*Written task*: Among the entries below, find the lines with "this" and copy them.

*Saved data entries*:
* * *

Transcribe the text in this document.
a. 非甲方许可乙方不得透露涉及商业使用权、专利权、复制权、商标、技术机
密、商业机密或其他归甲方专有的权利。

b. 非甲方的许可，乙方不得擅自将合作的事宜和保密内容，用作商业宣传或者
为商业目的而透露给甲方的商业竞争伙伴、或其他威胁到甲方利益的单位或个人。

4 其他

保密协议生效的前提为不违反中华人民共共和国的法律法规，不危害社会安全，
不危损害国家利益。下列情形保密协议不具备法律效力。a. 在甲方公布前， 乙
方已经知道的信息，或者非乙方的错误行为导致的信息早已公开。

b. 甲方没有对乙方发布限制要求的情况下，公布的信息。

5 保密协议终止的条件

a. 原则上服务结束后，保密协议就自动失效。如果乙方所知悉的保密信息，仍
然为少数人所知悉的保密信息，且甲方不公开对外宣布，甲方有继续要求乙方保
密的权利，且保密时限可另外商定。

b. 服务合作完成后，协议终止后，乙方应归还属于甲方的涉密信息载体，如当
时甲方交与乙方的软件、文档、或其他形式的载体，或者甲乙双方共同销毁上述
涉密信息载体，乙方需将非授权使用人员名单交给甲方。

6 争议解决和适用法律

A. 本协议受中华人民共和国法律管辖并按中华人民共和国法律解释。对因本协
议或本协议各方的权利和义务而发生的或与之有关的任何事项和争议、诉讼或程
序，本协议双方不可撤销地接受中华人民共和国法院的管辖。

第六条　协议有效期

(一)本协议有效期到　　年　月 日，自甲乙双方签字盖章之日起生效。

* * *

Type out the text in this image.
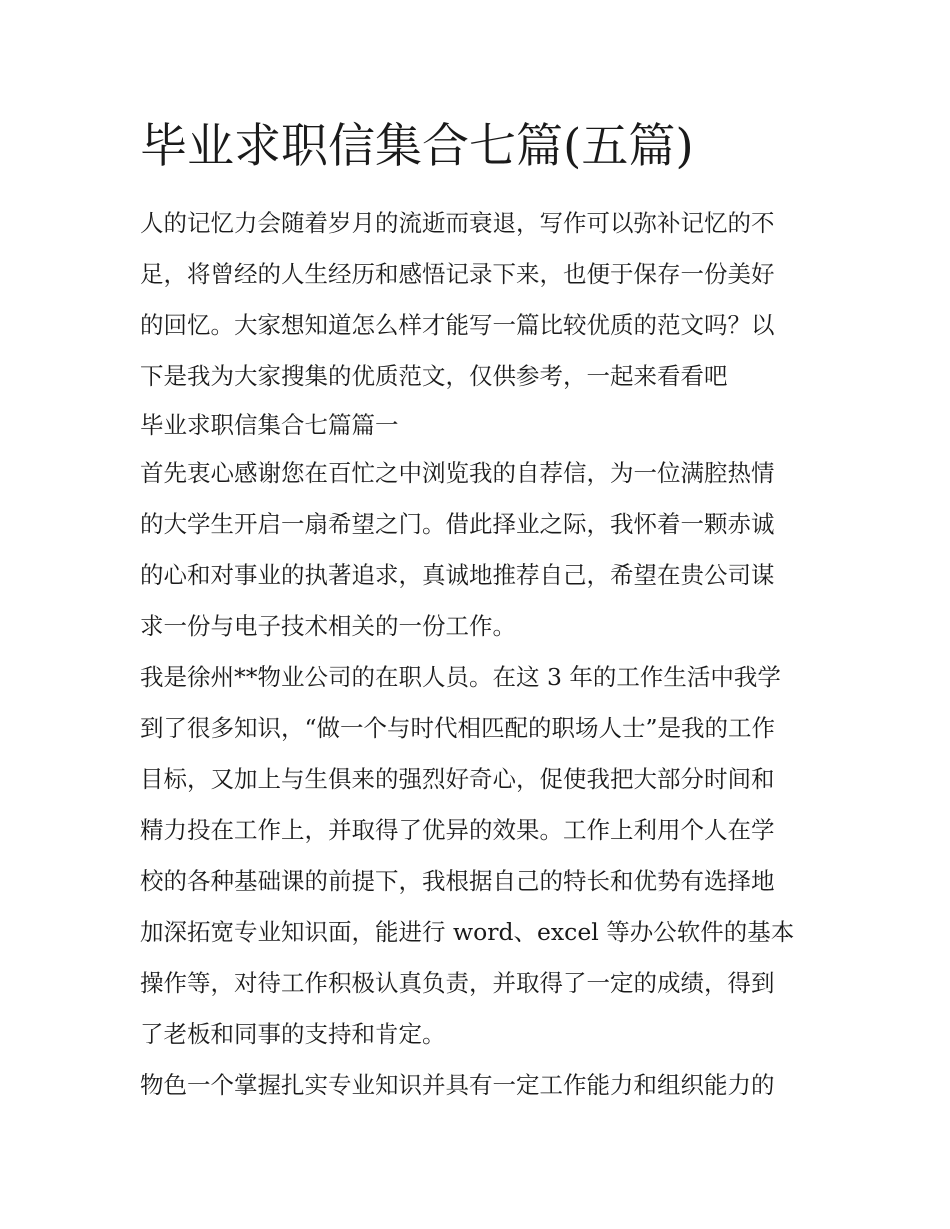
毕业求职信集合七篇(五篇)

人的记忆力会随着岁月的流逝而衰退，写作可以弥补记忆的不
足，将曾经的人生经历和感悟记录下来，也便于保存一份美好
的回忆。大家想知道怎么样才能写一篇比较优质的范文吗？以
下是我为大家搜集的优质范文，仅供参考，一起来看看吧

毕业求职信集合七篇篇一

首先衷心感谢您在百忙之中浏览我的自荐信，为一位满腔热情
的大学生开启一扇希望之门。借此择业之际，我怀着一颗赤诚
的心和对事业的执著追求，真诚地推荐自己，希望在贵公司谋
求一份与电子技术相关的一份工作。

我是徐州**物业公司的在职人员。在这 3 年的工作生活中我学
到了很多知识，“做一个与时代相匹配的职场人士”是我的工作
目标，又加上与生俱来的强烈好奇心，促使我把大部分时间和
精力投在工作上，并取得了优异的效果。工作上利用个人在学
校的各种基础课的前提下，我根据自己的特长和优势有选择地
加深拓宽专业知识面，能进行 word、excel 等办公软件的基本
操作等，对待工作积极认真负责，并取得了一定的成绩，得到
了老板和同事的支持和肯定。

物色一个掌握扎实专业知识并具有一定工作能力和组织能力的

* * *

*Written reply*:
Transcribe the text in this document.
Type out the text in this image.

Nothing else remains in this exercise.